Records from a data collection:

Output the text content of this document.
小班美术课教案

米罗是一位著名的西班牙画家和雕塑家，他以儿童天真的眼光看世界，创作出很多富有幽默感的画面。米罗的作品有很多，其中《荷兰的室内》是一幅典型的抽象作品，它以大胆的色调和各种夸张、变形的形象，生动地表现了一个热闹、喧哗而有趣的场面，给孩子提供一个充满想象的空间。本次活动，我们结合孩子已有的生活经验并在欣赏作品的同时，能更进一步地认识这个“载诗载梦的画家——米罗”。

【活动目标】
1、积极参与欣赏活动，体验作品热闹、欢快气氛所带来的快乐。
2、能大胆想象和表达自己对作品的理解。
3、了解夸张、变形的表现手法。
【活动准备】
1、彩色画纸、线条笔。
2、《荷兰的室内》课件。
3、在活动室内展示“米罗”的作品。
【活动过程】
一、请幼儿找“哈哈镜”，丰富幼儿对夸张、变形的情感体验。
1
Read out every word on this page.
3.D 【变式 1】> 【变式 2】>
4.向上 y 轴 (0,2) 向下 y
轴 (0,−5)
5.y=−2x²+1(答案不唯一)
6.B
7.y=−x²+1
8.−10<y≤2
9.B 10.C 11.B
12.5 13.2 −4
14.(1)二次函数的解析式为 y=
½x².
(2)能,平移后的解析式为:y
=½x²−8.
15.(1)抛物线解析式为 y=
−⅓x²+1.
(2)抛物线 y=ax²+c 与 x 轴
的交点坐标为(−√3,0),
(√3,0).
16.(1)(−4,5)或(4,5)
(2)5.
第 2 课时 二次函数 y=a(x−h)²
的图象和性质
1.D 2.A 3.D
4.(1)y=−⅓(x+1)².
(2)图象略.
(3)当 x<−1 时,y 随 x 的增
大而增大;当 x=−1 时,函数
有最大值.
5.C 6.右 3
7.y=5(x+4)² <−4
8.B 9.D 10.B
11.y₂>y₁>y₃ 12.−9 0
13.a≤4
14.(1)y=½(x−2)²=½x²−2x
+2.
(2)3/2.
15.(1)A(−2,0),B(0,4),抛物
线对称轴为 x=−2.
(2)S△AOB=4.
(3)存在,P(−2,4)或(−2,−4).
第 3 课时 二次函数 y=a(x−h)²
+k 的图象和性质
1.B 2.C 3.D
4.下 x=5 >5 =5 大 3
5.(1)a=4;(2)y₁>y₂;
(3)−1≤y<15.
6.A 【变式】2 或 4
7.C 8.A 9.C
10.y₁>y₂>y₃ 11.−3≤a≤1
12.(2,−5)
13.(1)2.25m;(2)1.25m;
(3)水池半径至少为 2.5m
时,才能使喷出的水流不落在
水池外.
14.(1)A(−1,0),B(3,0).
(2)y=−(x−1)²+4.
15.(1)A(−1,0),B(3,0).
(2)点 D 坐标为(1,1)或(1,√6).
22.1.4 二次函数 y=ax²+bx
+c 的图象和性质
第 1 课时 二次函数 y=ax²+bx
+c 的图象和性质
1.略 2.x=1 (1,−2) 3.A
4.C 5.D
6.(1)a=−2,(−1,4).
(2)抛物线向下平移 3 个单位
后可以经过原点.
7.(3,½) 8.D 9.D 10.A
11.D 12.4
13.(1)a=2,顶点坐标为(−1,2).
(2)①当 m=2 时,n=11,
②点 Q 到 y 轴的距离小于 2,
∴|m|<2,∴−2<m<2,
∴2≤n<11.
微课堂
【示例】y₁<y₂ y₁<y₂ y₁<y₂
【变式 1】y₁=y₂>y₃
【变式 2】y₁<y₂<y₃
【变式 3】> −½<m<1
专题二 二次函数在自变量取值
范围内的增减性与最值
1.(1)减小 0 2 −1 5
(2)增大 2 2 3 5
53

EXERCISE REQUIREMENTS ::
Exact output of every entry is required.

RESPONSE TO THIS EXERCISE ::
Output the text content of this document.
小班美术课教案

米罗是一位著名的西班牙画家和雕塑家，他以儿童天真的眼光看世界，创作出很多富有幽默感的画面。米罗的作品有很多，其中《荷兰的室内》是一幅典型的抽象作品，它以大胆的色调和各种夸张、变形的形象，生动地表现了一个热闹、喧哗而有趣的场面，给孩子提供一个充满想象的空间。本次活动，我们结合孩子已有的生活经验并在欣赏作品的同时，能更进一步地认识这个“载诗载梦的画家——米罗”。

【活动目标】
1、积极参与欣赏活动，体验作品热闹、欢快气氛所带来的快乐。
2、能大胆想象和表达自己对作品的理解。
3、了解夸张、变形的表现手法。
【活动准备】
1、彩色画纸、线条笔。
2、《荷兰的室内》课件。
3、在活动室内展示“米罗”的作品。
【活动过程】
一、请幼儿找“哈哈镜”，丰富幼儿对夸张、变形的情感体验。
1
Read out every word on this page.
3.D 【变式 1】> 【变式 2】>
4.向上 y 轴 (0,2) 向下 y
轴 (0,−5)
5.y=−2x²+1(答案不唯一)
6.B
7.y=−x²+1
8.−10<y≤2
9.B 10.C 11.B
12.5 13.2 −4
14.(1)二次函数的解析式为 y=
½x².
(2)能,平移后的解析式为:y
=½x²−8.
15.(1)抛物线解析式为 y=
−⅓x²+1.
(2)抛物线 y=ax²+c 与 x 轴
的交点坐标为(−√3,0),
(√3,0).
16.(1)(−4,5)或(4,5)
(2)5.
第 2 课时 二次函数 y=a(x−h)²
的图象和性质
1.D 2.A 3.D
4.(1)y=−⅓(x+1)².
(2)图象略.
(3)当 x<−1 时,y 随 x 的增
大而增大;当 x=−1 时,函数
有最大值.
5.C 6.右 3
7.y=5(x+4)² <−4
8.B 9.D 10.B
11.y₂>y₁>y₃ 12.−9 0
13.a≤4
14.(1)y=½(x−2)²=½x²−2x
+2.
(2)3/2.
15.(1)A(−2,0),B(0,4),抛物
线对称轴为 x=−2.
(2)S△AOB=4.
(3)存在,P(−2,4)或(−2,−4).
第 3 课时 二次函数 y=a(x−h)²
+k 的图象和性质
1.B 2.C 3.D
4.下 x=5 >5 =5 大 3
5.(1)a=4;(2)y₁>y₂;
(3)−1≤y<15.
6.A 【变式】2 或 4
7.C 8.A 9.C
10.y₁>y₂>y₃ 11.−3≤a≤1
12.(2,−5)
13.(1)2.25m;(2)1.25m;
(3)水池半径至少为 2.5m
时,才能使喷出的水流不落在
水池外.
14.(1)A(−1,0),B(3,0).
(2)y=−(x−1)²+4.
15.(1)A(−1,0),B(3,0).
(2)点 D 坐标为(1,1)或(1,√6).
22.1.4 二次函数 y=ax²+bx
+c 的图象和性质
第 1 课时 二次函数 y=ax²+bx
+c 的图象和性质
1.略 2.x=1 (1,−2) 3.A
4.C 5.D
6.(1)a=−2,(−1,4).
(2)抛物线向下平移 3 个单位
后可以经过原点.
7.(3,½) 8.D 9.D 10.A
11.D 12.4
13.(1)a=2,顶点坐标为(−1,2).
(2)①当 m=2 时,n=11,
②点 Q 到 y 轴的距离小于 2,
∴|m|<2,∴−2<m<2,
∴2≤n<11.
微课堂
【示例】y₁<y₂ y₁<y₂ y₁<y₂
【变式 1】y₁=y₂>y₃
【变式 2】y₁<y₂<y₃
【变式 3】> −½<m<1
专题二 二次函数在自变量取值
范围内的增减性与最值
1.(1)减小 0 2 −1 5
(2)增大 2 2 3 5
53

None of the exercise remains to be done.